▶ Your instructions
Go through the data below. Pull out every line that has the word "color".
--- --- ---
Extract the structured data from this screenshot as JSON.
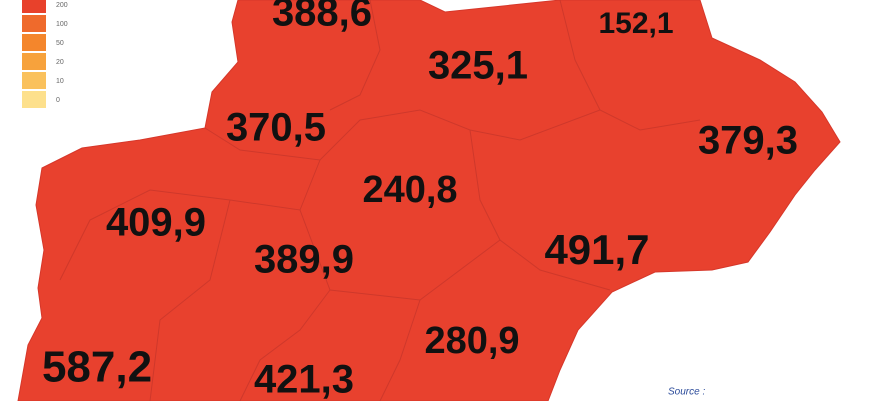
{
  "legend": {
    "items": [
      {
        "label": "200",
        "color": "#e8412b"
      },
      {
        "label": "100",
        "color": "#ef6a2c"
      },
      {
        "label": "50",
        "color": "#f4862c"
      },
      {
        "label": "20",
        "color": "#f7a23c"
      },
      {
        "label": "10",
        "color": "#fac15c"
      },
      {
        "label": "0",
        "color": "#fde08c"
      }
    ]
  },
  "regions": [
    {
      "label": "388,6"
    },
    {
      "label": "325,1"
    },
    {
      "label": "152,1"
    },
    {
      "label": "379,3"
    },
    {
      "label": "370,5"
    },
    {
      "label": "240,8"
    },
    {
      "label": "409,9"
    },
    {
      "label": "389,9"
    },
    {
      "label": "491,7"
    },
    {
      "label": "280,9"
    },
    {
      "label": "587,2"
    },
    {
      "label": "421,3"
    }
  ],
  "source": "Source :"
}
--- --- ---
▶ Solution to this problem
        "color": "#e8412b"
        "color": "#ef6a2c"
        "color": "#f4862c"
        "color": "#f7a23c"
        "color": "#fac15c"
        "color": "#fde08c"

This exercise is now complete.